Directive:
Looking through the listing, how many of its lines hold the word "region"? Answer with only the number.

Extracts from a graphics dataset
-- START --
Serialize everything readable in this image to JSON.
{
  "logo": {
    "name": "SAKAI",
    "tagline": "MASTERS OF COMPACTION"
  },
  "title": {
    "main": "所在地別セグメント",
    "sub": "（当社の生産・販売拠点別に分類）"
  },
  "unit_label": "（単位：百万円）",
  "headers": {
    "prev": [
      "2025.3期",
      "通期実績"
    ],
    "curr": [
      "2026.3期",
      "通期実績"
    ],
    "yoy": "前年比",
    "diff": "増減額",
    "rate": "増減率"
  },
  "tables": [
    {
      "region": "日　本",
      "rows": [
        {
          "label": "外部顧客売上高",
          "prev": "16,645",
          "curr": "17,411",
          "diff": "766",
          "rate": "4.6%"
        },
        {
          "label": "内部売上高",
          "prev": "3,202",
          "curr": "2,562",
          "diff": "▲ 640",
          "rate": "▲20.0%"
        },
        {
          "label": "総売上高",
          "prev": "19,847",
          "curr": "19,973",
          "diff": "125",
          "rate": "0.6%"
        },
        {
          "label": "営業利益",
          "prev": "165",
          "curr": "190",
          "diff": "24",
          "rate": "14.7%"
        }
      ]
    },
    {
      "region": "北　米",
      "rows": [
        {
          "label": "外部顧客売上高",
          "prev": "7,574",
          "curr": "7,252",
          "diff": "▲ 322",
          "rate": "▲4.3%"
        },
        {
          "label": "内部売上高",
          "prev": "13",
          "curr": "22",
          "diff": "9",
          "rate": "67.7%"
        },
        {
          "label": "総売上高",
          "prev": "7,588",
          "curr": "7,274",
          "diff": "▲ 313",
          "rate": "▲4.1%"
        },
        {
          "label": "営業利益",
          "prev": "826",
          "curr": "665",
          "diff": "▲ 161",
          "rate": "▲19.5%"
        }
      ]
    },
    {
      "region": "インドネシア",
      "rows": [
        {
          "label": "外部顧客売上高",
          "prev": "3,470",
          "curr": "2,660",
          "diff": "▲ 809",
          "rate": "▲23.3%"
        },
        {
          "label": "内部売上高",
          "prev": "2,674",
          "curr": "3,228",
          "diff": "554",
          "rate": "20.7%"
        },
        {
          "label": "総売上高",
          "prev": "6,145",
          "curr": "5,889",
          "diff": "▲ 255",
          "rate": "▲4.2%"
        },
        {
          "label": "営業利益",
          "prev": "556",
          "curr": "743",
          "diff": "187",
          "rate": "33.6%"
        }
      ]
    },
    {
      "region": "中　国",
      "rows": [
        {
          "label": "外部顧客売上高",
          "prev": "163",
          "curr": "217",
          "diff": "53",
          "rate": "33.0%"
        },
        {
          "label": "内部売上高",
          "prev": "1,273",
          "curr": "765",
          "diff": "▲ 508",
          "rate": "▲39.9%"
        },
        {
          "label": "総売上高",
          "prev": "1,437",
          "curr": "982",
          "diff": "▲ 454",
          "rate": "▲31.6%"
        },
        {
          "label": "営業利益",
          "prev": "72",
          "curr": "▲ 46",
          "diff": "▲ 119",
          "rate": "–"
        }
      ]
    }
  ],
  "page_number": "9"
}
-- END --
Written response:
4